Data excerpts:
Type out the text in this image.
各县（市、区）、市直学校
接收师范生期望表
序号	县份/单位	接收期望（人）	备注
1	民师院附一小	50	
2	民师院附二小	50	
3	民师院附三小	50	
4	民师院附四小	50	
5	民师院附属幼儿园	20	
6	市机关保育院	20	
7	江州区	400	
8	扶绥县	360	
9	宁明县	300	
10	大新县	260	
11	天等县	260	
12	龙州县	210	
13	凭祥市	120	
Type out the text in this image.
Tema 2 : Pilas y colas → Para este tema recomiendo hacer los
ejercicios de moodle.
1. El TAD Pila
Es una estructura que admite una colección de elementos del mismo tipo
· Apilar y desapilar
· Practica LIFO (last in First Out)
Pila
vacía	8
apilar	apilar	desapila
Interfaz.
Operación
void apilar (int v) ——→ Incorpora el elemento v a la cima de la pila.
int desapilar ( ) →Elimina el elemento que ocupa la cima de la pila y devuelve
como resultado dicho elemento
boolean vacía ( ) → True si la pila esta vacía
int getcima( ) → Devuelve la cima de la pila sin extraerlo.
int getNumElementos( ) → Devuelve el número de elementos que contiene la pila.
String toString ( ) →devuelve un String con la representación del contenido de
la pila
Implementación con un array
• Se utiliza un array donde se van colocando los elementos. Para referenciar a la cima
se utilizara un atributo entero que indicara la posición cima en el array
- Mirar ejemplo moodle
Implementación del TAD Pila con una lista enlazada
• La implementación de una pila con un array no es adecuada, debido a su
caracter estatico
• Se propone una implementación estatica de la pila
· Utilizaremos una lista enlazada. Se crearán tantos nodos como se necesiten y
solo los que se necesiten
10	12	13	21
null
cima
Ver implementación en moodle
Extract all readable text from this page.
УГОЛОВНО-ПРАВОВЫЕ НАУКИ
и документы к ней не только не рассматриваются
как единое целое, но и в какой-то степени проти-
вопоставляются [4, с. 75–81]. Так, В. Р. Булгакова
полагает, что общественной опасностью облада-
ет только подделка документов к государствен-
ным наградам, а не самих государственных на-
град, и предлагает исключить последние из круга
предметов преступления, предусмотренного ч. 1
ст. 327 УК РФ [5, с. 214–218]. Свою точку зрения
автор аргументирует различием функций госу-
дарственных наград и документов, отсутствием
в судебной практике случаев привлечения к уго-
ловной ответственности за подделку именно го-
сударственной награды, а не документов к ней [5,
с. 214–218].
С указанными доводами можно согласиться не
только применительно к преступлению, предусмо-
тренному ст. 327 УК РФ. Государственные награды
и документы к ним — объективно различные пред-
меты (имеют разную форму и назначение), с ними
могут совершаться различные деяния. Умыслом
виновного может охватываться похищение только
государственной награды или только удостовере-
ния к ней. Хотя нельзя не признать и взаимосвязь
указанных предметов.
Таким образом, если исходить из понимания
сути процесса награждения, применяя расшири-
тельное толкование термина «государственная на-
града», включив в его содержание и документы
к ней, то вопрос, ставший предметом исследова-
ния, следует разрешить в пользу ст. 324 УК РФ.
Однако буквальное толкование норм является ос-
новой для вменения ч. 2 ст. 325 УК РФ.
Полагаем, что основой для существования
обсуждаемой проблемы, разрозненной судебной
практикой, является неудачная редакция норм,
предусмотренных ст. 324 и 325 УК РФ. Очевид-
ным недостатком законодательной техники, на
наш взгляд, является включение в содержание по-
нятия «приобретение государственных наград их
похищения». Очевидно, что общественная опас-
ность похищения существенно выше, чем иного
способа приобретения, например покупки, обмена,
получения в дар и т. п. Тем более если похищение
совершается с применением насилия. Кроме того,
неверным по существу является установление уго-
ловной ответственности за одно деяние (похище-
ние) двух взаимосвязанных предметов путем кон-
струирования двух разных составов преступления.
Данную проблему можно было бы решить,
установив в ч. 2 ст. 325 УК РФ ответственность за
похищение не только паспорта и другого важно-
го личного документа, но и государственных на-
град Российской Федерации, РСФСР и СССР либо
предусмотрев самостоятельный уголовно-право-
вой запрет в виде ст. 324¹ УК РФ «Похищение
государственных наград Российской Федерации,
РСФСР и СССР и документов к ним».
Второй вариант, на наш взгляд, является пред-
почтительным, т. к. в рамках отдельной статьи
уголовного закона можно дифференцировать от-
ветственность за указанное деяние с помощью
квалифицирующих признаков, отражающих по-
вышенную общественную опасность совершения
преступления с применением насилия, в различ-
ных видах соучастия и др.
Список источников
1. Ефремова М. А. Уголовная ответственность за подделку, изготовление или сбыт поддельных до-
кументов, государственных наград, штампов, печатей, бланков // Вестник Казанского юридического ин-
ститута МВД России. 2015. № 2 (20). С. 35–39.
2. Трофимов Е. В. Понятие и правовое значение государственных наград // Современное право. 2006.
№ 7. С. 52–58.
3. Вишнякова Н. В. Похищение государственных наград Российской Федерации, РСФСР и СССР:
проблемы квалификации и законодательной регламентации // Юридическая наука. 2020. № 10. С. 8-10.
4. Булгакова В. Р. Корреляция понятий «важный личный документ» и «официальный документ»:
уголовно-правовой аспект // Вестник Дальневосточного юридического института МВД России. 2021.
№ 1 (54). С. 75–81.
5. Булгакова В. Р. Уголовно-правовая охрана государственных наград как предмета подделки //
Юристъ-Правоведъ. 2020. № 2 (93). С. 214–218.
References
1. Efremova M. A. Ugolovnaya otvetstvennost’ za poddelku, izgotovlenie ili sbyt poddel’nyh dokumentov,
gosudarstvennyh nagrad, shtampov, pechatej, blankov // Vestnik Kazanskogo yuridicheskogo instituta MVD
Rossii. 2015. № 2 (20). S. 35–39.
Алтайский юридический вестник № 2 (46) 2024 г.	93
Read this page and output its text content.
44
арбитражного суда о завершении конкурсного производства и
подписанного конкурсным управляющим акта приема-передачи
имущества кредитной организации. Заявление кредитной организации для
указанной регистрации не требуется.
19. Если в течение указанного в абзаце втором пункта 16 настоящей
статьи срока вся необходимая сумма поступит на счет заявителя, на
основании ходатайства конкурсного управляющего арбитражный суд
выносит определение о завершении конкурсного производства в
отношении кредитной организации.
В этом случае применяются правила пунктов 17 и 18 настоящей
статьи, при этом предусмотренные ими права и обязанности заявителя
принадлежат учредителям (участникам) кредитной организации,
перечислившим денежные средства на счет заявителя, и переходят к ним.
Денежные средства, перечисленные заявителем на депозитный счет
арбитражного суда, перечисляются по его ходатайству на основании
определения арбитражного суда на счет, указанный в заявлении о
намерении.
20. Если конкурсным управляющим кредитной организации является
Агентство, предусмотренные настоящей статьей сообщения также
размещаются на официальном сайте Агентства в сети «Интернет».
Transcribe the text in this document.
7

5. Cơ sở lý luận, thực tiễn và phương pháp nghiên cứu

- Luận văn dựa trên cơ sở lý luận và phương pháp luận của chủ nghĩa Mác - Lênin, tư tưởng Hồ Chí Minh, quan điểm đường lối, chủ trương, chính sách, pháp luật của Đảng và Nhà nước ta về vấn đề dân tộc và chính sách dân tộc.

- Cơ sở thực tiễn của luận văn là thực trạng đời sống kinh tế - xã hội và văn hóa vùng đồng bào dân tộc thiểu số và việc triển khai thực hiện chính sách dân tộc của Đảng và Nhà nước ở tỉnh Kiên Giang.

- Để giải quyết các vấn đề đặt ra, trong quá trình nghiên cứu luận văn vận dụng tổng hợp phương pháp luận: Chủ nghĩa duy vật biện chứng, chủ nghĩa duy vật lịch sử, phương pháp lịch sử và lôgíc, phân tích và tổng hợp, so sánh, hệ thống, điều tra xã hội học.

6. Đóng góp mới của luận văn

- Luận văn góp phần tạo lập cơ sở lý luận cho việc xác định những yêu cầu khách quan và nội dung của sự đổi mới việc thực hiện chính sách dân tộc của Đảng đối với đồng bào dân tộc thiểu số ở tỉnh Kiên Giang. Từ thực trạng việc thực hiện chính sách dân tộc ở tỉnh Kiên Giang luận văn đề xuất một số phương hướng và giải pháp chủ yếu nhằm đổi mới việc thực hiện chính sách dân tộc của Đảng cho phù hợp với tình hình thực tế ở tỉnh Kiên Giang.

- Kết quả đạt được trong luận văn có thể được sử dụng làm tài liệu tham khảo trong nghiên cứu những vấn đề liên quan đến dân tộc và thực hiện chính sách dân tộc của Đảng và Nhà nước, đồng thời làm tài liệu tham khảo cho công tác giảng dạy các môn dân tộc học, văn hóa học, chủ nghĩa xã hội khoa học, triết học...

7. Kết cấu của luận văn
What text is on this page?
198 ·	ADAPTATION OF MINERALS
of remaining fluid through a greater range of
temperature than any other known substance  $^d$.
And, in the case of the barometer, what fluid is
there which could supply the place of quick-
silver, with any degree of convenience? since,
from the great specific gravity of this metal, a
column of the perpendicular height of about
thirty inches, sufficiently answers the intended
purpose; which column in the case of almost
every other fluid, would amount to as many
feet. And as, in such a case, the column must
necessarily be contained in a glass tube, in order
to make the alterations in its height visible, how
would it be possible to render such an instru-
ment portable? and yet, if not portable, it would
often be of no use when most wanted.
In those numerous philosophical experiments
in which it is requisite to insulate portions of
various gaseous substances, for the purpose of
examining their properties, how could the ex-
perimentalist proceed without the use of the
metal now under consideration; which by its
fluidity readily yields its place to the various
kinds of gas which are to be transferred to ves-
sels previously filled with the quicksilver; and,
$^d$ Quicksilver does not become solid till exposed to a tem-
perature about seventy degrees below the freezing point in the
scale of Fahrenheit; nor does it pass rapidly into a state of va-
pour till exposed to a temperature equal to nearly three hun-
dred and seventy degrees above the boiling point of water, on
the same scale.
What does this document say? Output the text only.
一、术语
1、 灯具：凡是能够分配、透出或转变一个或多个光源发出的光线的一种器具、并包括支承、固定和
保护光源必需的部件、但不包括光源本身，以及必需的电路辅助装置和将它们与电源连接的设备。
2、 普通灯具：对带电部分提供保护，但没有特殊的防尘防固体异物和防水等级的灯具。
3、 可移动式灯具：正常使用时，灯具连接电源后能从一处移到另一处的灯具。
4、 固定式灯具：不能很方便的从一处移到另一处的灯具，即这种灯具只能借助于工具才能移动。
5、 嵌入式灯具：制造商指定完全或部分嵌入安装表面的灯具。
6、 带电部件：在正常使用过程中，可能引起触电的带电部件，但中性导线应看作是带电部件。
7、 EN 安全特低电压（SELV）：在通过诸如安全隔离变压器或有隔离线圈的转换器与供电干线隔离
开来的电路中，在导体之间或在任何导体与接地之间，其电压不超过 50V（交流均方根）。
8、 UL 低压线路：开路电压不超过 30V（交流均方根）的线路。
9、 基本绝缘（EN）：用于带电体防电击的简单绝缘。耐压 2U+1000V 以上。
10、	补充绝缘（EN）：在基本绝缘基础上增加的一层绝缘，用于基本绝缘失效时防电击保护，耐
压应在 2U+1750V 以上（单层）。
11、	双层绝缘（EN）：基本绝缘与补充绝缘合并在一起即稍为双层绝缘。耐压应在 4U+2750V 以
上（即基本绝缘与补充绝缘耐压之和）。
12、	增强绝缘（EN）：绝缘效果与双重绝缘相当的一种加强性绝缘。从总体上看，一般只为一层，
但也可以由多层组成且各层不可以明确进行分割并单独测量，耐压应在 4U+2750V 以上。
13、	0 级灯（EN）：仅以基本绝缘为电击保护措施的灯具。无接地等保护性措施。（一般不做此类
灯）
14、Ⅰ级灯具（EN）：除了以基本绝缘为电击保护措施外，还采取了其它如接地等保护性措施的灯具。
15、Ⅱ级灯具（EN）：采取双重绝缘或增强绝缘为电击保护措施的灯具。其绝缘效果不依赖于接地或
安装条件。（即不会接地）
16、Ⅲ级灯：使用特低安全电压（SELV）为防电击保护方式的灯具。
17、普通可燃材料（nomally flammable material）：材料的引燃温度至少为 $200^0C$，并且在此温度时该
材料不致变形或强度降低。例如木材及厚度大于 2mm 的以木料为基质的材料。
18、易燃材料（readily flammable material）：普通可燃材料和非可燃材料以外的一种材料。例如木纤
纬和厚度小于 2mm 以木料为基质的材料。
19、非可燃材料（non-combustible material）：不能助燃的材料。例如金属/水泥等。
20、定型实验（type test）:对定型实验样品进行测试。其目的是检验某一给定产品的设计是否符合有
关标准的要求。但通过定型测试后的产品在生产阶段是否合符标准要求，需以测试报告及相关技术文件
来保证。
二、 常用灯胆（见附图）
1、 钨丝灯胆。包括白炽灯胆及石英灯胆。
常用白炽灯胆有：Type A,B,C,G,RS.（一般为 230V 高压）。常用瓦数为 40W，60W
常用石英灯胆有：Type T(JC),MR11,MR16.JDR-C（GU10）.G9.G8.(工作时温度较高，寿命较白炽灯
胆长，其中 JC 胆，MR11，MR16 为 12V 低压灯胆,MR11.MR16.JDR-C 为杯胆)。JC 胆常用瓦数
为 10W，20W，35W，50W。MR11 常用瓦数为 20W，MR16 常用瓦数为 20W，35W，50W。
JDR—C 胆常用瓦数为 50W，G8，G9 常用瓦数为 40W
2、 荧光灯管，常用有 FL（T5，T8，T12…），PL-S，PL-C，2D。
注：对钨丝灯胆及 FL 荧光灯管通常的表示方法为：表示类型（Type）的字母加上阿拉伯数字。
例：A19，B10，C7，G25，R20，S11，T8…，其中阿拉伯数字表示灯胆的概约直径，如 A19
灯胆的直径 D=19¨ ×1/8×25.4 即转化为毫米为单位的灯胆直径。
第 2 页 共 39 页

__YOUR GOAL__
Show every line that contains the word "till".

__OUTPUT BELOW__
$^d$ Quicksilver does not become solid till exposed to a tem-
pour till exposed to a temperature equal to nearly three hun-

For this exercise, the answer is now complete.